STATED EXERCISE: Below is a block of records; repeat each one exactly.
⟨
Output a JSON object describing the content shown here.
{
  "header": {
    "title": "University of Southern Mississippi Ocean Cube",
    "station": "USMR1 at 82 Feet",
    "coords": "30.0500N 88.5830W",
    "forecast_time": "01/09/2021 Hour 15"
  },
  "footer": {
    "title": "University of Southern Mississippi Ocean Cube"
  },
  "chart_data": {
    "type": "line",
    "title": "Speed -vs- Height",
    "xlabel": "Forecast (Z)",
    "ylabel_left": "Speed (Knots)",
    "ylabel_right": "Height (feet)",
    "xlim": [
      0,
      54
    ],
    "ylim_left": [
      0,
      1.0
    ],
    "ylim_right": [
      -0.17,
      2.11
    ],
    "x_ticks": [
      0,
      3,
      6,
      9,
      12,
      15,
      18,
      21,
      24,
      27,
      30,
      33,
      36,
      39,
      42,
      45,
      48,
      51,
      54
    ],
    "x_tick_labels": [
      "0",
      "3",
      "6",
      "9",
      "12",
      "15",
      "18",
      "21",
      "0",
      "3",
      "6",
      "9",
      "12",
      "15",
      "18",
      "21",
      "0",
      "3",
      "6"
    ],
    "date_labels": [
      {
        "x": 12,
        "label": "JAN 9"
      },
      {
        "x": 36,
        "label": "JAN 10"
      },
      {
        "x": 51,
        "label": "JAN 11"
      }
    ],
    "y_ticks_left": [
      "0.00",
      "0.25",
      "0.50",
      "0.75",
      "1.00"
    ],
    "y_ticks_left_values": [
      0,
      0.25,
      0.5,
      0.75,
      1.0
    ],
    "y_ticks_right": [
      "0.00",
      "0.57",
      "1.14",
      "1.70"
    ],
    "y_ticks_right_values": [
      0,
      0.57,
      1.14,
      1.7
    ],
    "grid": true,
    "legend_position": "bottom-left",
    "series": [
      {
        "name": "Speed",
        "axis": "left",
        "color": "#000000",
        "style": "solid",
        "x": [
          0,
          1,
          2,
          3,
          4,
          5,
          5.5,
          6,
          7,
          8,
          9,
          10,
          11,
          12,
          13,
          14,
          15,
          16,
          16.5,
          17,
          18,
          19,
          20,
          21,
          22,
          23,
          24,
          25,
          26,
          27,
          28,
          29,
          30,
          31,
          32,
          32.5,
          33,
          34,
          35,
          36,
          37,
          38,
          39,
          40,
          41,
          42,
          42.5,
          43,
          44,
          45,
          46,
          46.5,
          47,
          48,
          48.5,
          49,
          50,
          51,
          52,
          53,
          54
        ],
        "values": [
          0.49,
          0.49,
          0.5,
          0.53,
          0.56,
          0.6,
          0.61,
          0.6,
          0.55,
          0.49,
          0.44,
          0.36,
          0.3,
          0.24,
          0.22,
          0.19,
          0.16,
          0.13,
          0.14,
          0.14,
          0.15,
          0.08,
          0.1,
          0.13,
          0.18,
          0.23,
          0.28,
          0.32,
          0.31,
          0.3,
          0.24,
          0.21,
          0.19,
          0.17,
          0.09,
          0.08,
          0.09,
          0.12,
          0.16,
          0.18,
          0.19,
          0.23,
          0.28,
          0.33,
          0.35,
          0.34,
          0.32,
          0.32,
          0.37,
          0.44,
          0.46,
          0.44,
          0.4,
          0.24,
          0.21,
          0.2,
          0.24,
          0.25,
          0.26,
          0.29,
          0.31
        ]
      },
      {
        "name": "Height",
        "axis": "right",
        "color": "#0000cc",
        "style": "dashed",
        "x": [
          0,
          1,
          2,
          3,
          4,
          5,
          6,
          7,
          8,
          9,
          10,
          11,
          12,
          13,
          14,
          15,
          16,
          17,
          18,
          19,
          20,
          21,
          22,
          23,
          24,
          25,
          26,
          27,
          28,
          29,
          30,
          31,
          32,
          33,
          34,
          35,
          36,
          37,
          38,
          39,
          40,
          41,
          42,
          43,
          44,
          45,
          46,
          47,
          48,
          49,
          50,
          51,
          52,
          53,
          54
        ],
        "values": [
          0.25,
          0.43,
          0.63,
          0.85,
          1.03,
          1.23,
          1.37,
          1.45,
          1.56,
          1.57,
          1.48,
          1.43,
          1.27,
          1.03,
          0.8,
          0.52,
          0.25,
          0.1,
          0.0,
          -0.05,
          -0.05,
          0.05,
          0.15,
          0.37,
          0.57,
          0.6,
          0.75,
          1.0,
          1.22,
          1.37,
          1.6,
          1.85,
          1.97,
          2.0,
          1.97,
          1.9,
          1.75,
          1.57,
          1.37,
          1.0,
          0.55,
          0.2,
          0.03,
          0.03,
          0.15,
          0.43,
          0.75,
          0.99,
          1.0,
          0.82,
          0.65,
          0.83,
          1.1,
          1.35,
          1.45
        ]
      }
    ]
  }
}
⟩
THE ANSWER:
Output a JSON object describing the content shown here.
{
  "header": {
    "title": "University of Southern Mississippi Ocean Cube",
    "station": "USMR1 at 82 Feet",
    "coords": "30.0500N 88.5830W",
    "forecast_time": "01/09/2021 Hour 15"
  },
  "footer": {
    "title": "University of Southern Mississippi Ocean Cube"
  },
  "chart_data": {
    "type": "line",
    "title": "Speed -vs- Height",
    "xlabel": "Forecast (Z)",
    "ylabel_left": "Speed (Knots)",
    "ylabel_right": "Height (feet)",
    "xlim": [
      0,
      54
    ],
    "ylim_left": [
      0,
      1.0
    ],
    "ylim_right": [
      -0.17,
      2.11
    ],
    "x_ticks": [
      0,
      3,
      6,
      9,
      12,
      15,
      18,
      21,
      24,
      27,
      30,
      33,
      36,
      39,
      42,
      45,
      48,
      51,
      54
    ],
    "x_tick_labels": [
      "0",
      "3",
      "6",
      "9",
      "12",
      "15",
      "18",
      "21",
      "0",
      "3",
      "6",
      "9",
      "12",
      "15",
      "18",
      "21",
      "0",
      "3",
      "6"
    ],
    "date_labels": [
      {
        "x": 12,
        "label": "JAN 9"
      },
      {
        "x": 36,
        "label": "JAN 10"
      },
      {
        "x": 51,
        "label": "JAN 11"
      }
    ],
    "y_ticks_left": [
      "0.00",
      "0.25",
      "0.50",
      "0.75",
      "1.00"
    ],
    "y_ticks_left_values": [
      0,
      0.25,
      0.5,
      0.75,
      1.0
    ],
    "y_ticks_right": [
      "0.00",
      "0.57",
      "1.14",
      "1.70"
    ],
    "y_ticks_right_values": [
      0,
      0.57,
      1.14,
      1.7
    ],
    "grid": true,
    "legend_position": "bottom-left",
    "series": [
      {
        "name": "Speed",
        "axis": "left",
        "color": "#000000",
        "style": "solid",
        "x": [
          0,
          1,
          2,
          3,
          4,
          5,
          5.5,
          6,
          7,
          8,
          9,
          10,
          11,
          12,
          13,
          14,
          15,
          16,
          16.5,
          17,
          18,
          19,
          20,
          21,
          22,
          23,
          24,
          25,
          26,
          27,
          28,
          29,
          30,
          31,
          32,
          32.5,
          33,
          34,
          35,
          36,
          37,
          38,
          39,
          40,
          41,
          42,
          42.5,
          43,
          44,
          45,
          46,
          46.5,
          47,
          48,
          48.5,
          49,
          50,
          51,
          52,
          53,
          54
        ],
        "values": [
          0.49,
          0.49,
          0.5,
          0.53,
          0.56,
          0.6,
          0.61,
          0.6,
          0.55,
          0.49,
          0.44,
          0.36,
          0.3,
          0.24,
          0.22,
          0.19,
          0.16,
          0.13,
          0.14,
          0.14,
          0.15,
          0.08,
          0.1,
          0.13,
          0.18,
          0.23,
          0.28,
          0.32,
          0.31,
          0.3,
          0.24,
          0.21,
          0.19,
          0.17,
          0.09,
          0.08,
          0.09,
          0.12,
          0.16,
          0.18,
          0.19,
          0.23,
          0.28,
          0.33,
          0.35,
          0.34,
          0.32,
          0.32,
          0.37,
          0.44,
          0.46,
          0.44,
          0.4,
          0.24,
          0.21,
          0.2,
          0.24,
          0.25,
          0.26,
          0.29,
          0.31
        ]
      },
      {
        "name": "Height",
        "axis": "right",
        "color": "#0000cc",
        "style": "dashed",
        "x": [
          0,
          1,
          2,
          3,
          4,
          5,
          6,
          7,
          8,
          9,
          10,
          11,
          12,
          13,
          14,
          15,
          16,
          17,
          18,
          19,
          20,
          21,
          22,
          23,
          24,
          25,
          26,
          27,
          28,
          29,
          30,
          31,
          32,
          33,
          34,
          35,
          36,
          37,
          38,
          39,
          40,
          41,
          42,
          43,
          44,
          45,
          46,
          47,
          48,
          49,
          50,
          51,
          52,
          53,
          54
        ],
        "values": [
          0.25,
          0.43,
          0.63,
          0.85,
          1.03,
          1.23,
          1.37,
          1.45,
          1.56,
          1.57,
          1.48,
          1.43,
          1.27,
          1.03,
          0.8,
          0.52,
          0.25,
          0.1,
          0.0,
          -0.05,
          -0.05,
          0.05,
          0.15,
          0.37,
          0.57,
          0.6,
          0.75,
          1.0,
          1.22,
          1.37,
          1.6,
          1.85,
          1.97,
          2.0,
          1.97,
          1.9,
          1.75,
          1.57,
          1.37,
          1.0,
          0.55,
          0.2,
          0.03,
          0.03,
          0.15,
          0.43,
          0.75,
          0.99,
          1.0,
          0.82,
          0.65,
          0.83,
          1.1,
          1.35,
          1.45
        ]
      }
    ]
  }
}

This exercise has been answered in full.